• SUPPLIED RECORDS:
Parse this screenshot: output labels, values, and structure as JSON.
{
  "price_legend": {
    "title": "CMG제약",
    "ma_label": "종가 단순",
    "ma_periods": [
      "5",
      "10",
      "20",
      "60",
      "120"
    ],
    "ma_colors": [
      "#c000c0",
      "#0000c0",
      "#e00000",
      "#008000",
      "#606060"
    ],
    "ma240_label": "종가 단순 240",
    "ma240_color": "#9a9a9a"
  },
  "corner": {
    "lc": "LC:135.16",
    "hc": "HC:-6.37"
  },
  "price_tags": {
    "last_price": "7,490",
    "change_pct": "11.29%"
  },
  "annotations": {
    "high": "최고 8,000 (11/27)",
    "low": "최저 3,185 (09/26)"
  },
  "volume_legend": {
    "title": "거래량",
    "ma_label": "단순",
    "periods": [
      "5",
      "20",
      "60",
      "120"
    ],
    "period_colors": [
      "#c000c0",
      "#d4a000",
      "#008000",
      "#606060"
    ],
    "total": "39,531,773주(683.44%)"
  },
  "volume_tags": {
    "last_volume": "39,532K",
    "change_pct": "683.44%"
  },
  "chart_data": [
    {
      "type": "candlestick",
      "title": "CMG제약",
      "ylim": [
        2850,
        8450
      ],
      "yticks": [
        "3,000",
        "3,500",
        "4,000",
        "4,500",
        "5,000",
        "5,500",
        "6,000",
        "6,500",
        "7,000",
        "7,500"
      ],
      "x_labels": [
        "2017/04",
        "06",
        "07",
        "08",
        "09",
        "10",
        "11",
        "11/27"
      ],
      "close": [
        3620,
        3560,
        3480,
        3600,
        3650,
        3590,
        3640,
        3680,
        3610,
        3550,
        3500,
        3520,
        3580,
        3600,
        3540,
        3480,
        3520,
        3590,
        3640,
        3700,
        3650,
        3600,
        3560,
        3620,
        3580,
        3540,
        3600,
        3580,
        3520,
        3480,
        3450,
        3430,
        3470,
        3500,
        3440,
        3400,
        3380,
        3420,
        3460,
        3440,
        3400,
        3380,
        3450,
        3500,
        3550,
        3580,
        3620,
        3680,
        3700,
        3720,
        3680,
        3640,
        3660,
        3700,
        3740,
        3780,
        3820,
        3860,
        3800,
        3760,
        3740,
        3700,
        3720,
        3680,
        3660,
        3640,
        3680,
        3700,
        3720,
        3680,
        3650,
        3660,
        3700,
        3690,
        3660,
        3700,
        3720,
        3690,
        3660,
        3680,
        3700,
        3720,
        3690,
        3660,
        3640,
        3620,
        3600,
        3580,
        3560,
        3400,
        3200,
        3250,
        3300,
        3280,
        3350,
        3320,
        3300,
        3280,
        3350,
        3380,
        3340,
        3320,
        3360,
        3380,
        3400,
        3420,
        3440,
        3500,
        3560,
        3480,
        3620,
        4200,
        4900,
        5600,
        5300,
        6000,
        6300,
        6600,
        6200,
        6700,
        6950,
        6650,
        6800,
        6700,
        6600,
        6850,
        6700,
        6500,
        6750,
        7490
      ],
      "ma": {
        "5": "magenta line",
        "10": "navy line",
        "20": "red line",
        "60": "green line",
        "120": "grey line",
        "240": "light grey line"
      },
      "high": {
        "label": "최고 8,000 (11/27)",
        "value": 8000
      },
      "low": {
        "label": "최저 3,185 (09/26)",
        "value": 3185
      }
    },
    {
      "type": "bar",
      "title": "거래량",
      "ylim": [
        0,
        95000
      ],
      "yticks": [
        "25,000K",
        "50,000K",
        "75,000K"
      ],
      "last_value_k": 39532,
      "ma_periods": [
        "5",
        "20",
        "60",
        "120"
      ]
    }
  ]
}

• PROBLEM DESCRIPTION:
Repeat the data above, word for word.

• RESULT:
Parse this screenshot: output labels, values, and structure as JSON.
{
  "price_legend": {
    "title": "CMG제약",
    "ma_label": "종가 단순",
    "ma_periods": [
      "5",
      "10",
      "20",
      "60",
      "120"
    ],
    "ma_colors": [
      "#c000c0",
      "#0000c0",
      "#e00000",
      "#008000",
      "#606060"
    ],
    "ma240_label": "종가 단순 240",
    "ma240_color": "#9a9a9a"
  },
  "corner": {
    "lc": "LC:135.16",
    "hc": "HC:-6.37"
  },
  "price_tags": {
    "last_price": "7,490",
    "change_pct": "11.29%"
  },
  "annotations": {
    "high": "최고 8,000 (11/27)",
    "low": "최저 3,185 (09/26)"
  },
  "volume_legend": {
    "title": "거래량",
    "ma_label": "단순",
    "periods": [
      "5",
      "20",
      "60",
      "120"
    ],
    "period_colors": [
      "#c000c0",
      "#d4a000",
      "#008000",
      "#606060"
    ],
    "total": "39,531,773주(683.44%)"
  },
  "volume_tags": {
    "last_volume": "39,532K",
    "change_pct": "683.44%"
  },
  "chart_data": [
    {
      "type": "candlestick",
      "title": "CMG제약",
      "ylim": [
        2850,
        8450
      ],
      "yticks": [
        "3,000",
        "3,500",
        "4,000",
        "4,500",
        "5,000",
        "5,500",
        "6,000",
        "6,500",
        "7,000",
        "7,500"
      ],
      "x_labels": [
        "2017/04",
        "06",
        "07",
        "08",
        "09",
        "10",
        "11",
        "11/27"
      ],
      "close": [
        3620,
        3560,
        3480,
        3600,
        3650,
        3590,
        3640,
        3680,
        3610,
        3550,
        3500,
        3520,
        3580,
        3600,
        3540,
        3480,
        3520,
        3590,
        3640,
        3700,
        3650,
        3600,
        3560,
        3620,
        3580,
        3540,
        3600,
        3580,
        3520,
        3480,
        3450,
        3430,
        3470,
        3500,
        3440,
        3400,
        3380,
        3420,
        3460,
        3440,
        3400,
        3380,
        3450,
        3500,
        3550,
        3580,
        3620,
        3680,
        3700,
        3720,
        3680,
        3640,
        3660,
        3700,
        3740,
        3780,
        3820,
        3860,
        3800,
        3760,
        3740,
        3700,
        3720,
        3680,
        3660,
        3640,
        3680,
        3700,
        3720,
        3680,
        3650,
        3660,
        3700,
        3690,
        3660,
        3700,
        3720,
        3690,
        3660,
        3680,
        3700,
        3720,
        3690,
        3660,
        3640,
        3620,
        3600,
        3580,
        3560,
        3400,
        3200,
        3250,
        3300,
        3280,
        3350,
        3320,
        3300,
        3280,
        3350,
        3380,
        3340,
        3320,
        3360,
        3380,
        3400,
        3420,
        3440,
        3500,
        3560,
        3480,
        3620,
        4200,
        4900,
        5600,
        5300,
        6000,
        6300,
        6600,
        6200,
        6700,
        6950,
        6650,
        6800,
        6700,
        6600,
        6850,
        6700,
        6500,
        6750,
        7490
      ],
      "ma": {
        "5": "magenta line",
        "10": "navy line",
        "20": "red line",
        "60": "green line",
        "120": "grey line",
        "240": "light grey line"
      },
      "high": {
        "label": "최고 8,000 (11/27)",
        "value": 8000
      },
      "low": {
        "label": "최저 3,185 (09/26)",
        "value": 3185
      }
    },
    {
      "type": "bar",
      "title": "거래량",
      "ylim": [
        0,
        95000
      ],
      "yticks": [
        "25,000K",
        "50,000K",
        "75,000K"
      ],
      "last_value_k": 39532,
      "ma_periods": [
        "5",
        "20",
        "60",
        "120"
      ]
    }
  ]
}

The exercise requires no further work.